### Given exercise
Transcribe the listing in full, excluding any pictures.

--- BEGIN Record set ---

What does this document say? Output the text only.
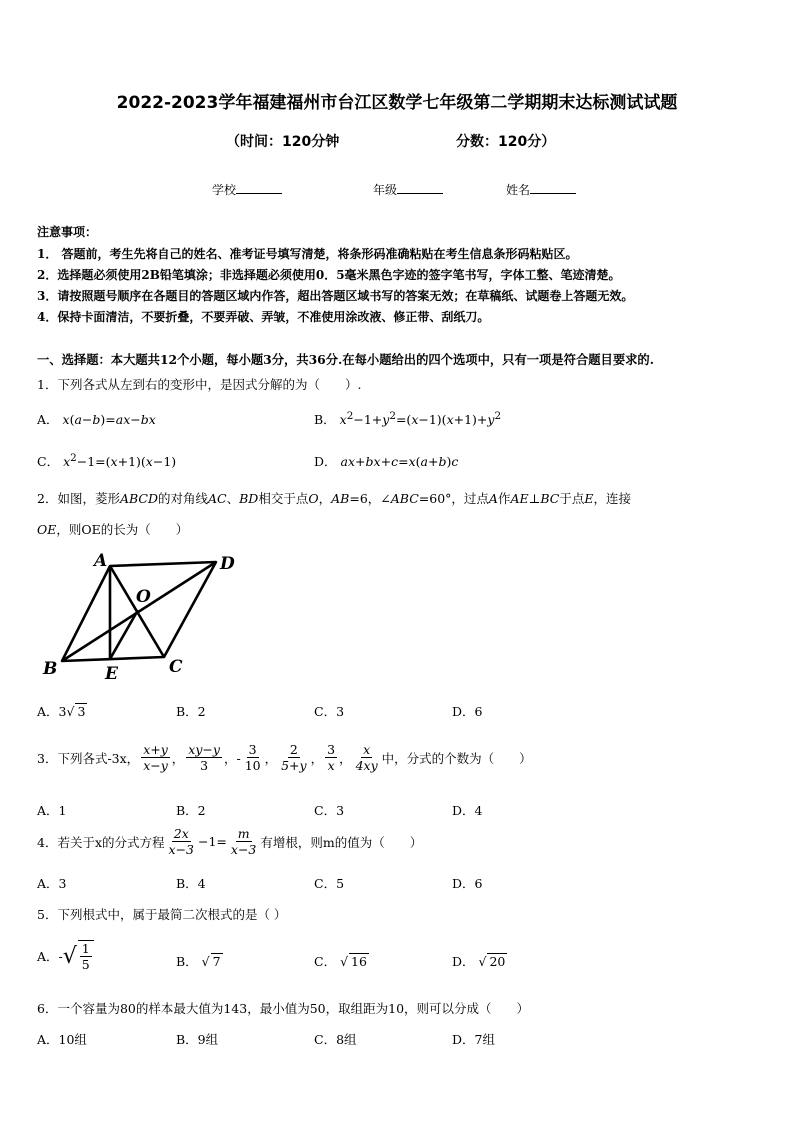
2022-2023学年福建福州市台江区数学七年级第二学期期末达标测试试题
（时间：120分钟	分数：120分）
学校	年级	姓名
注意事项：
1． 答题前，考生先将自己的姓名、准考证号填写清楚，将条形码准确粘贴在考生信息条形码粘贴区。
2．选择题必须使用2B铅笔填涂；非选择题必须使用0．5毫米黑色字迹的签字笔书写，字体工整、笔迹清楚。
3．请按照题号顺序在各题目的答题区域内作答，超出答题区域书写的答案无效；在草稿纸、试题卷上答题无效。
4．保持卡面清洁，不要折叠，不要弄破、弄皱，不准使用涂改液、修正带、刮纸刀。
一、选择题：本大题共12个小题，每小题3分，共36分.在每小题给出的四个选项中，只有一项是符合题目要求的.
1．下列各式从左到右的变形中，是因式分解的为（　　）.
A． x(a−b)=ax−bx	B． $x^2-1+y^2=(x-1)(x+1)+y^2$
C． $x^2-1=(x+1)(x-1)$	D． ax+bx+c=x(a+b)c
2．如图，菱形ABCD的对角线AC、BD相交于点O，AB=6，∠ABC=60°，过点A作AE⊥BC于点E，连接
OE，则OE的长为（　　）
A	D
O
B	E	C
A．3√ 3	B．2	C．3	D．6
3．下列各式-3x， $\frac{x+y}{x-y}$ ， $\frac{xy-y}{3}$ ，- $\frac{3}{10}$ ， $\frac{2}{5+y}$ ， $\frac{3}{x}$ ， $\frac{x}{4xy}$ 中，分式的个数为（　　）
A．1	B．2	C．3	D．4
4．若关于x的分式方程 $\frac{2x}{x-3} -1= \frac{m}{x-3}$ 有增根，则m的值为（　　）
A．3	B．4	C．5	D．6
5．下列根式中，属于最简二次根式的是（ ）
A．- √ $\frac{1}{5}$	B． √ 7	C． √ 16	D． √ 20
6．一个容量为80的样本最大值为143，最小值为50，取组距为10，则可以分成（　　）
A．10组	B．9组	C．8组	D．7组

--- END Record set ---

### The response
What does this document say? Output the text only.
2022-2023学年福建福州市台江区数学七年级第二学期期末达标测试试题
（时间：120分钟	分数：120分）
学校	年级	姓名
注意事项：
1． 答题前，考生先将自己的姓名、准考证号填写清楚，将条形码准确粘贴在考生信息条形码粘贴区。
2．选择题必须使用2B铅笔填涂；非选择题必须使用0．5毫米黑色字迹的签字笔书写，字体工整、笔迹清楚。
3．请按照题号顺序在各题目的答题区域内作答，超出答题区域书写的答案无效；在草稿纸、试题卷上答题无效。
4．保持卡面清洁，不要折叠，不要弄破、弄皱，不准使用涂改液、修正带、刮纸刀。
一、选择题：本大题共12个小题，每小题3分，共36分.在每小题给出的四个选项中，只有一项是符合题目要求的.
1．下列各式从左到右的变形中，是因式分解的为（　　）.
A． x(a−b)=ax−bx	B． $x^2-1+y^2=(x-1)(x+1)+y^2$
C． $x^2-1=(x+1)(x-1)$	D． ax+bx+c=x(a+b)c
2．如图，菱形ABCD的对角线AC、BD相交于点O，AB=6，∠ABC=60°，过点A作AE⊥BC于点E，连接
OE，则OE的长为（　　）
A	D
O
B	E	C
A．3√ 3	B．2	C．3	D．6
3．下列各式-3x， $\frac{x+y}{x-y}$ ， $\frac{xy-y}{3}$ ，- $\frac{3}{10}$ ， $\frac{2}{5+y}$ ， $\frac{3}{x}$ ， $\frac{x}{4xy}$ 中，分式的个数为（　　）
A．1	B．2	C．3	D．4
4．若关于x的分式方程 $\frac{2x}{x-3} -1= \frac{m}{x-3}$ 有增根，则m的值为（　　）
A．3	B．4	C．5	D．6
5．下列根式中，属于最简二次根式的是（ ）
A．- √ $\frac{1}{5}$	B． √ 7	C． √ 16	D． √ 20
6．一个容量为80的样本最大值为143，最小值为50，取组距为10，则可以分成（　　）
A．10组	B．9组	C．8组	D．7组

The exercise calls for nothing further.